### EXCERPT
## Start

If schools are institutionally racist then we should find evidence of racism at all levels of school organisation – both in the way that head teachers run schools and the way in which teachers interact with pupils. We might also expect to find evidence of racism in government policies (or lack of them) and regulation.(OFSTED).
What might institutional racism in schools look like?
There are numerous places we might look to investigate whether schools are racist, for example:
The curriculum might be ethnocentric – the way some subjects are taught or the way the school year and holidays are organised may make children from some ethnic backgrounds not feel included.
We could look at school exclusion policies to see if the rules on behaviour and exclusion are biased against the cultural practices of students from particular ethnic backgrounds.
We might look at how effectively schools deal with issues of racism in school – do the victims get effective redress, or is racism just ignored?
We could look at teacher stereotypes and labelling, to see if teachers en-mass have different expectations of different ethnic groups and/ or treat pupils differently based on their ethnicity.
We can look at banding and streaming, to see if students from minority ethnic backgrounds are over-represented in the lower sets.
Below I summarise some recent research evidence which may suggest that schools are institutionally racist…
A disproportionate number of GRT and Black Caribbean students are excluded from schools
Gypsy, Roma and Traveller (GRT) children are 5 times more likely to be excluded from school than white children, while Black Caribbean and Mixed White and Black Caribbean students are three times more likely than white children.
I’ve included the temporary exclusion rates below as you can see the difference (you can’t really see the difference with permanent exclusions because the percentages are too small to really show up).
Whether or not these particular ethnic minority students are being excluded because of institutional racism is open to interpretation, and is something that needs to be investigated further. There is certainly qualitative research evidence (see below) that both groups feel discriminated against in the school system.
Schools punish Black Caribbean Pupils for Hair Styles and ‘Kissing Teeth’
Campaign Group ‘No More Exclusions’ argue that schools with strict exclusion policies are unfairly punishing Black Caribbean pupils for having different cultural norms to pupils from other ethnic backgrounds.
They cite evidence of Caribbean girls having been temporarily excluded for having braids in their hair, while other students have been sanctioned for ‘kissing teeth’, a practice mostly associated with Black students.

## End

### WORK TO BE COMPLETED
Please rewrite the excerpt on institutional racism in schools from "There are numerous" to "racism just ignored?", putting "syllabus" in place of "curriculum".

### INFORMATION SUPPLIED

## Start

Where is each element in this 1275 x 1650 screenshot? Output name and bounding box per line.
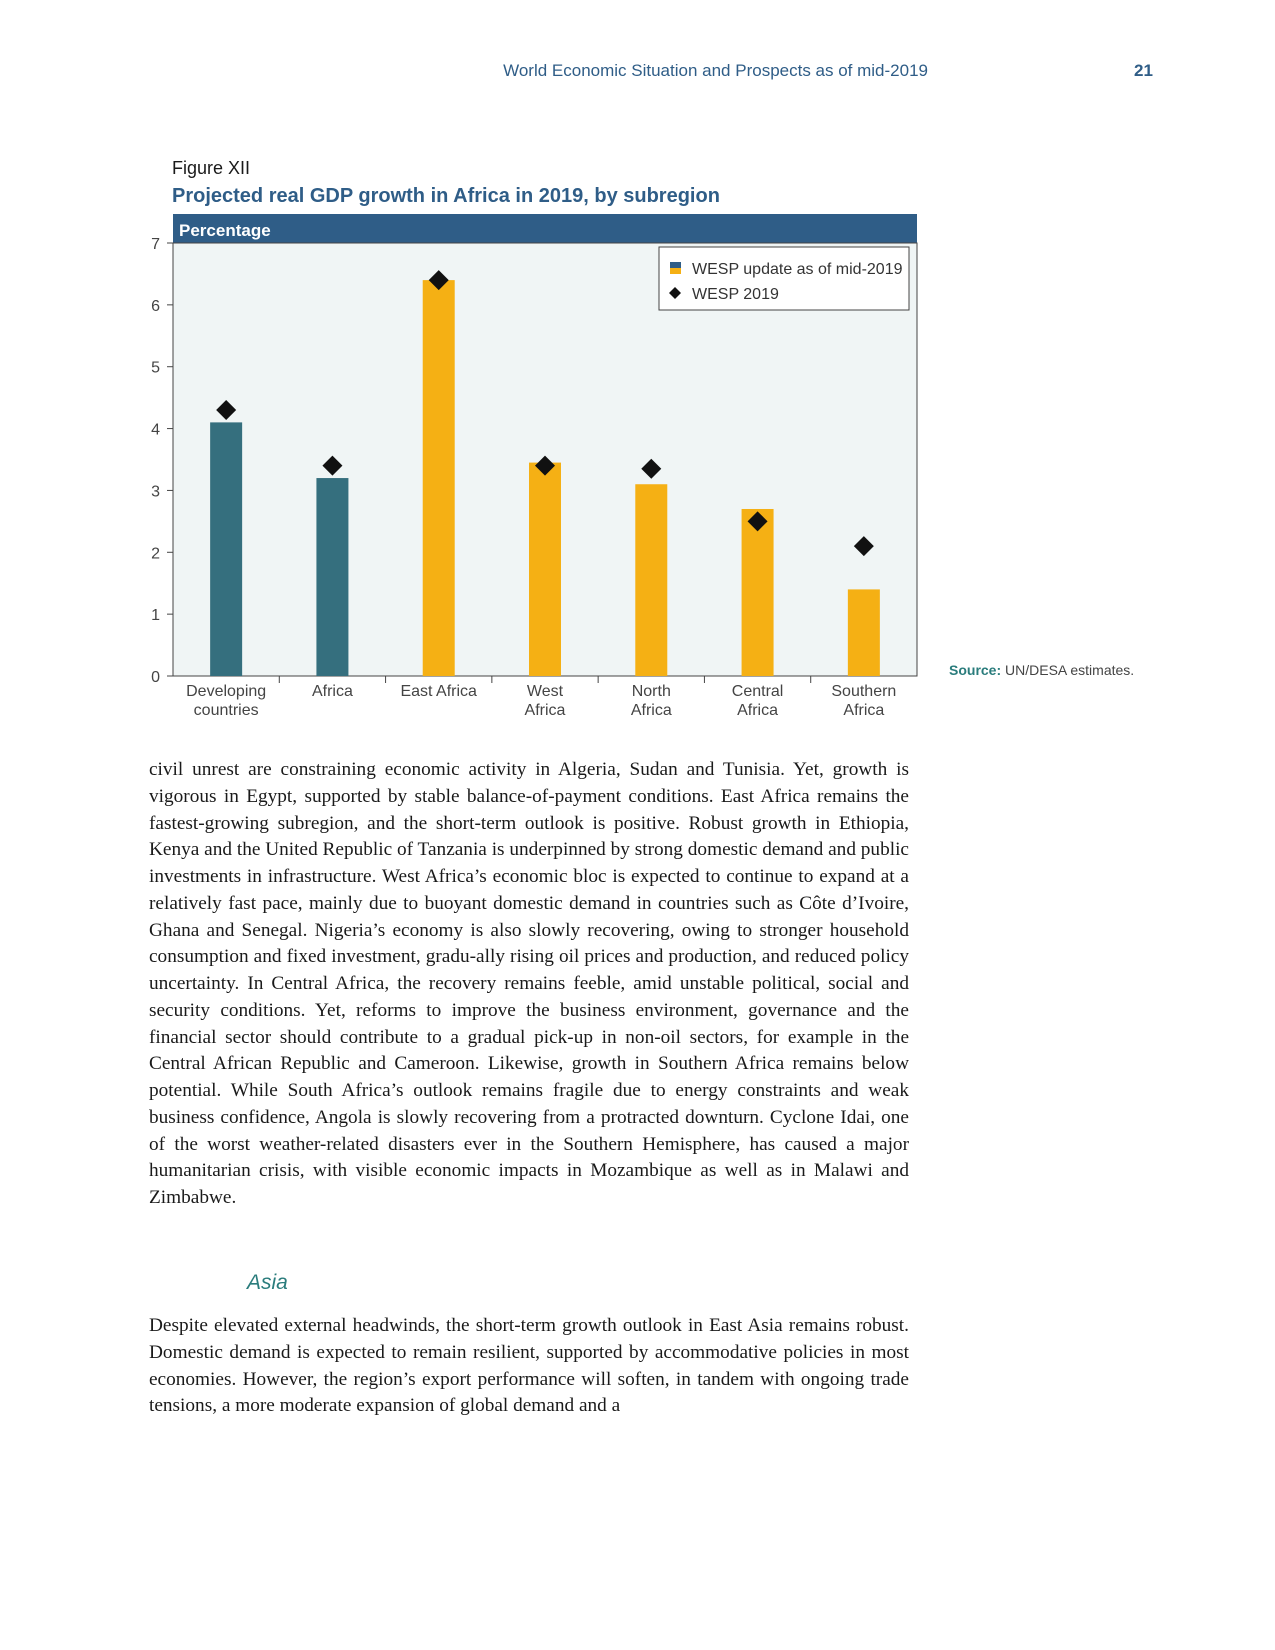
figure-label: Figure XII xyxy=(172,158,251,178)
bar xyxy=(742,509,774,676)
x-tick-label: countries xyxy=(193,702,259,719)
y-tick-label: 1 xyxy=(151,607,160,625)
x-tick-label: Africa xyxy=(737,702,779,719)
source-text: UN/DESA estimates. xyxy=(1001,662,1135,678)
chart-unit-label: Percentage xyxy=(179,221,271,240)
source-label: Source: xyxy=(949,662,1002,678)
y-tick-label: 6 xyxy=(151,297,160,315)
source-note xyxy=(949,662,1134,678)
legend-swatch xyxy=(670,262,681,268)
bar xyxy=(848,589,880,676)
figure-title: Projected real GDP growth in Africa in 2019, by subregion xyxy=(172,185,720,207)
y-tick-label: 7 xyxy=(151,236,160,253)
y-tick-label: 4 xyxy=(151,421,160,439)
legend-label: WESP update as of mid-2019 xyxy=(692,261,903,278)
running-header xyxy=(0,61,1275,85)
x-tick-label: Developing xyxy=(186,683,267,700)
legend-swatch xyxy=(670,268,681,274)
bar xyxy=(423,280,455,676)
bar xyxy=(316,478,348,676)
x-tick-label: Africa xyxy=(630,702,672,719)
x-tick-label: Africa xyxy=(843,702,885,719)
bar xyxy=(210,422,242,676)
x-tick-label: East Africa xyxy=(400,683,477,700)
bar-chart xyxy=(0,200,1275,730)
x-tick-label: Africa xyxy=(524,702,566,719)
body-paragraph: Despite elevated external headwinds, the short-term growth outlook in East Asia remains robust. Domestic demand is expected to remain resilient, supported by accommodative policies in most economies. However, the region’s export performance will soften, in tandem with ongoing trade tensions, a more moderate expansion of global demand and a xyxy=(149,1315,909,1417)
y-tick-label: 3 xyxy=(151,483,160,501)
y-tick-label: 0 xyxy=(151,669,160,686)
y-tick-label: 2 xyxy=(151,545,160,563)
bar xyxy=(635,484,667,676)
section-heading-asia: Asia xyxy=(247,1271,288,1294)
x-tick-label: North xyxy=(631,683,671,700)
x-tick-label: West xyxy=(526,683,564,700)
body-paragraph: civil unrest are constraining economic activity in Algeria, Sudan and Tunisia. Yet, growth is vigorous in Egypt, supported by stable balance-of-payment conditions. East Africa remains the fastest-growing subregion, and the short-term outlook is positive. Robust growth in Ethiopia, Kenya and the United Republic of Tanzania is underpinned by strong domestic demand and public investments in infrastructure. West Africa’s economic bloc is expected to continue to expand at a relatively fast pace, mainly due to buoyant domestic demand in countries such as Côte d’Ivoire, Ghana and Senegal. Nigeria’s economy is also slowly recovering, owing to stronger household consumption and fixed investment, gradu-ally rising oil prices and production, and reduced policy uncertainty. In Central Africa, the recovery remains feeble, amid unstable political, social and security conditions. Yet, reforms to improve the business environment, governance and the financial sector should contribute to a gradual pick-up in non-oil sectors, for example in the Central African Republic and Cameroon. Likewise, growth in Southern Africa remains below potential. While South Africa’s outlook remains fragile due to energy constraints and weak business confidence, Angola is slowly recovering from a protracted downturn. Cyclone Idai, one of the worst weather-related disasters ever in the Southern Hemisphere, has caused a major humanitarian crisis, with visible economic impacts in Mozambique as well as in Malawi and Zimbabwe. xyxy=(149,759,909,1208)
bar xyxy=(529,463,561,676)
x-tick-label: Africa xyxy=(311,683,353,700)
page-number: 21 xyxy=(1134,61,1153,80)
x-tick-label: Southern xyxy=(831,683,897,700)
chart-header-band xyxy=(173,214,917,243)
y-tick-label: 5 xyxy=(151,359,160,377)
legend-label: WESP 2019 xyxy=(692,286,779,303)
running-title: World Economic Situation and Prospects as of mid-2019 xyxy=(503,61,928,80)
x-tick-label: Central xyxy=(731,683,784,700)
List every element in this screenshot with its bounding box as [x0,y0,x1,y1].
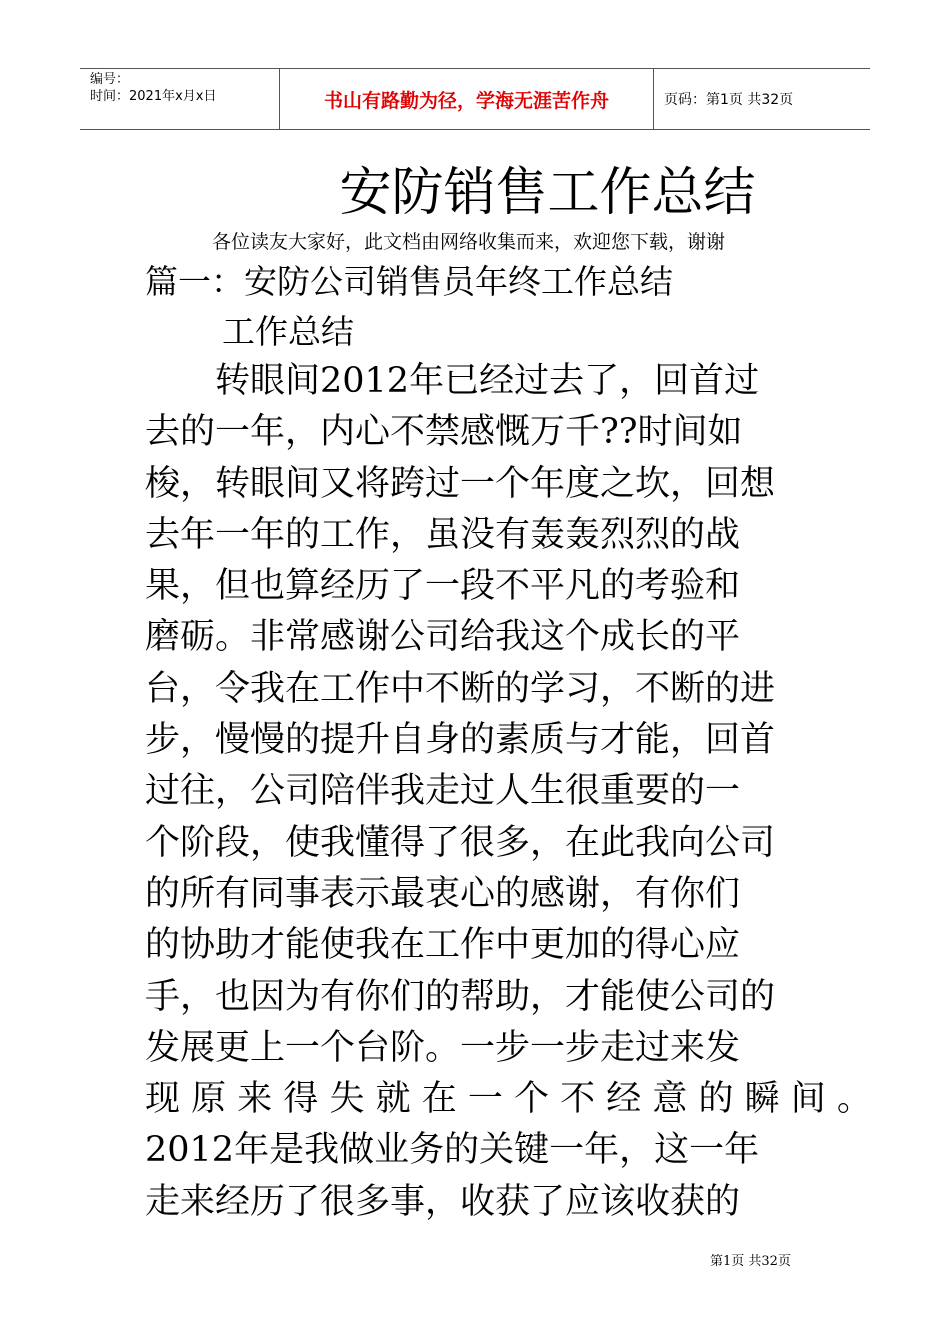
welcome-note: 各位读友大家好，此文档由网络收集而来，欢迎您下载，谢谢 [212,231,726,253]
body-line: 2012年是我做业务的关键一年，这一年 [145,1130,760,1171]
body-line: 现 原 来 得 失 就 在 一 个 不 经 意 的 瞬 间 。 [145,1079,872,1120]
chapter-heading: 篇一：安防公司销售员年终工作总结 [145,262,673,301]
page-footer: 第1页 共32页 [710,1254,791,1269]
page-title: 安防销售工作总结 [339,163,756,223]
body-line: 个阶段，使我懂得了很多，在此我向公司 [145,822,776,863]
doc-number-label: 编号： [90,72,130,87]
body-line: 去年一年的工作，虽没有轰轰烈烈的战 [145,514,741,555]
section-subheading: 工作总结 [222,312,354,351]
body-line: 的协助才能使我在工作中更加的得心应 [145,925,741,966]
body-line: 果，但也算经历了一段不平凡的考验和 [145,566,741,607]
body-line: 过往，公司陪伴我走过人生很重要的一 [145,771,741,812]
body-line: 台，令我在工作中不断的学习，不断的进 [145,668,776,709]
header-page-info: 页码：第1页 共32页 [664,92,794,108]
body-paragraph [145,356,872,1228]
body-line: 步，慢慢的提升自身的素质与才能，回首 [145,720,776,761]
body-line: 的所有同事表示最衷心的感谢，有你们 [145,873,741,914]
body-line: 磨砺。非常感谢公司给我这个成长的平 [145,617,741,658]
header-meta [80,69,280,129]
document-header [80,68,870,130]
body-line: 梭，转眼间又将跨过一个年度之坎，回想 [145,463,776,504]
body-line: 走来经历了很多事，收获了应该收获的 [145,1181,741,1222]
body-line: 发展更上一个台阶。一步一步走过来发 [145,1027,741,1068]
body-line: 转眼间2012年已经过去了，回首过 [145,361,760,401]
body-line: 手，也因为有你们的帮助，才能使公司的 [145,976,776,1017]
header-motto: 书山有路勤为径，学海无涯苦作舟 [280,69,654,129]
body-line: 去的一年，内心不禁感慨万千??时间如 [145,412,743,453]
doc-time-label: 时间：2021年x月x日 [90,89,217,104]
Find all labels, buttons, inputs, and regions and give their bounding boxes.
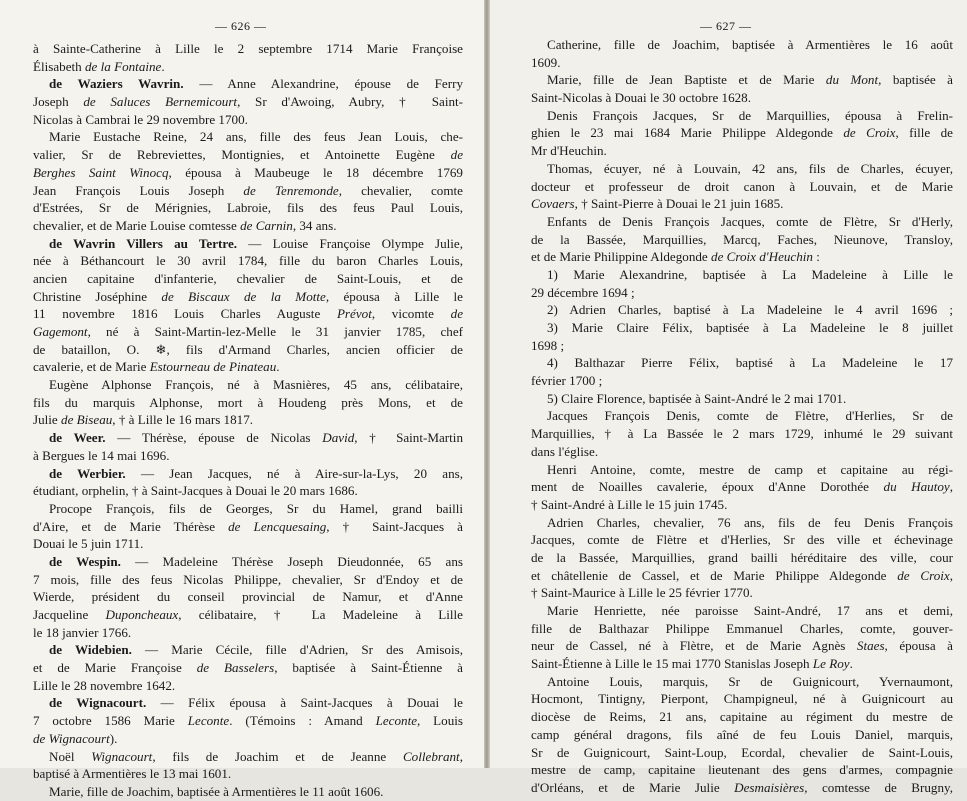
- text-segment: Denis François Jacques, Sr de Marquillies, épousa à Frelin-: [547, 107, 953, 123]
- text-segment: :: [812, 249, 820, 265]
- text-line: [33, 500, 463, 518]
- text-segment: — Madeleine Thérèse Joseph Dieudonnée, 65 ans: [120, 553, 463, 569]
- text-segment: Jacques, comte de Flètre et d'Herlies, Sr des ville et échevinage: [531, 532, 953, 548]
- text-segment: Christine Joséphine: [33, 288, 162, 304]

## End

### OUTPUT OF THE EXERCISE
There are numerous places we might look to investigate whether schools are racist, for example:
The syllabus might be ethnocentric – the way some subjects are taught or the way the school year and holidays are organised may make children from some ethnic backgrounds not feel included.
We could look at school exclusion policies to see if the rules on behaviour and exclusion are biased against the cultural practices of students from particular ethnic backgrounds.
We might look at how effectively schools deal with issues of racism in school – do the victims get effective redress, or is racism just ignored?